Directions for this task | The listing below should be copied in full, word for word.

Provided information |
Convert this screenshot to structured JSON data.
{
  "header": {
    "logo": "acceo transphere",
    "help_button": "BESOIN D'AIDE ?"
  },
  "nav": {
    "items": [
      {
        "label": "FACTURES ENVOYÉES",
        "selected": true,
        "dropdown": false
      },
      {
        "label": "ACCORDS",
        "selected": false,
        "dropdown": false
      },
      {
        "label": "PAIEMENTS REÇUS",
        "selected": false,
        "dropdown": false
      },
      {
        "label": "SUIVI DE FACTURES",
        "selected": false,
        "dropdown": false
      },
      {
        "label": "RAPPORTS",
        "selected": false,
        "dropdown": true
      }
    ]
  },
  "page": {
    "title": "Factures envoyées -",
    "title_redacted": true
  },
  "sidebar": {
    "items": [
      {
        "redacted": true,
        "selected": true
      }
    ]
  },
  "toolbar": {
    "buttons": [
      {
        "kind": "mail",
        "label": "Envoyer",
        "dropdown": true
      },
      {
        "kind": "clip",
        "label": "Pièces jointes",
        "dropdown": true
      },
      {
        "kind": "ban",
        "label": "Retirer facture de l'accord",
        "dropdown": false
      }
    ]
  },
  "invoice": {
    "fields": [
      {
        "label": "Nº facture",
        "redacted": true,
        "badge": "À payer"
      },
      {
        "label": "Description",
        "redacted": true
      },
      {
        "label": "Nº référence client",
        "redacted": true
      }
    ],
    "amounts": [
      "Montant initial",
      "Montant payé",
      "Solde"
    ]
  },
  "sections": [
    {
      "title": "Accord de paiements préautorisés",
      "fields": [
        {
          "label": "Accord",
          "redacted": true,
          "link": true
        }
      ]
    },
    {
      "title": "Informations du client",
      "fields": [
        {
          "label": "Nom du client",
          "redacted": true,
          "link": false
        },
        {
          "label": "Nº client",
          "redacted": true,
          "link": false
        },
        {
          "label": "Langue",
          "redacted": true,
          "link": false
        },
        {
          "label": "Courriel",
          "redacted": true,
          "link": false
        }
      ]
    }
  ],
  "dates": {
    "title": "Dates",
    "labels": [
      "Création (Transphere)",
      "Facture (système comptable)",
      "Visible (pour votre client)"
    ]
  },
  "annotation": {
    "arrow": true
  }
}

Written answer |
Convert this screenshot to structured JSON data.
{
  "header": {
    "logo": "acceo transphere",
    "help_button": "BESOIN D'AIDE ?"
  },
  "nav": {
    "items": [
      {
        "label": "FACTURES ENVOYÉES",
        "selected": true,
        "dropdown": false
      },
      {
        "label": "ACCORDS",
        "selected": false,
        "dropdown": false
      },
      {
        "label": "PAIEMENTS REÇUS",
        "selected": false,
        "dropdown": false
      },
      {
        "label": "SUIVI DE FACTURES",
        "selected": false,
        "dropdown": false
      },
      {
        "label": "RAPPORTS",
        "selected": false,
        "dropdown": true
      }
    ]
  },
  "page": {
    "title": "Factures envoyées -",
    "title_redacted": true
  },
  "sidebar": {
    "items": [
      {
        "redacted": true,
        "selected": true
      }
    ]
  },
  "toolbar": {
    "buttons": [
      {
        "kind": "mail",
        "label": "Envoyer",
        "dropdown": true
      },
      {
        "kind": "clip",
        "label": "Pièces jointes",
        "dropdown": true
      },
      {
        "kind": "ban",
        "label": "Retirer facture de l'accord",
        "dropdown": false
      }
    ]
  },
  "invoice": {
    "fields": [
      {
        "label": "Nº facture",
        "redacted": true,
        "badge": "À payer"
      },
      {
        "label": "Description",
        "redacted": true
      },
      {
        "label": "Nº référence client",
        "redacted": true
      }
    ],
    "amounts": [
      "Montant initial",
      "Montant payé",
      "Solde"
    ]
  },
  "sections": [
    {
      "title": "Accord de paiements préautorisés",
      "fields": [
        {
          "label": "Accord",
          "redacted": true,
          "link": true
        }
      ]
    },
    {
      "title": "Informations du client",
      "fields": [
        {
          "label": "Nom du client",
          "redacted": true,
          "link": false
        },
        {
          "label": "Nº client",
          "redacted": true,
          "link": false
        },
        {
          "label": "Langue",
          "redacted": true,
          "link": false
        },
        {
          "label": "Courriel",
          "redacted": true,
          "link": false
        }
      ]
    }
  ],
  "dates": {
    "title": "Dates",
    "labels": [
      "Création (Transphere)",
      "Facture (système comptable)",
      "Visible (pour votre client)"
    ]
  },
  "annotation": {
    "arrow": true
  }
}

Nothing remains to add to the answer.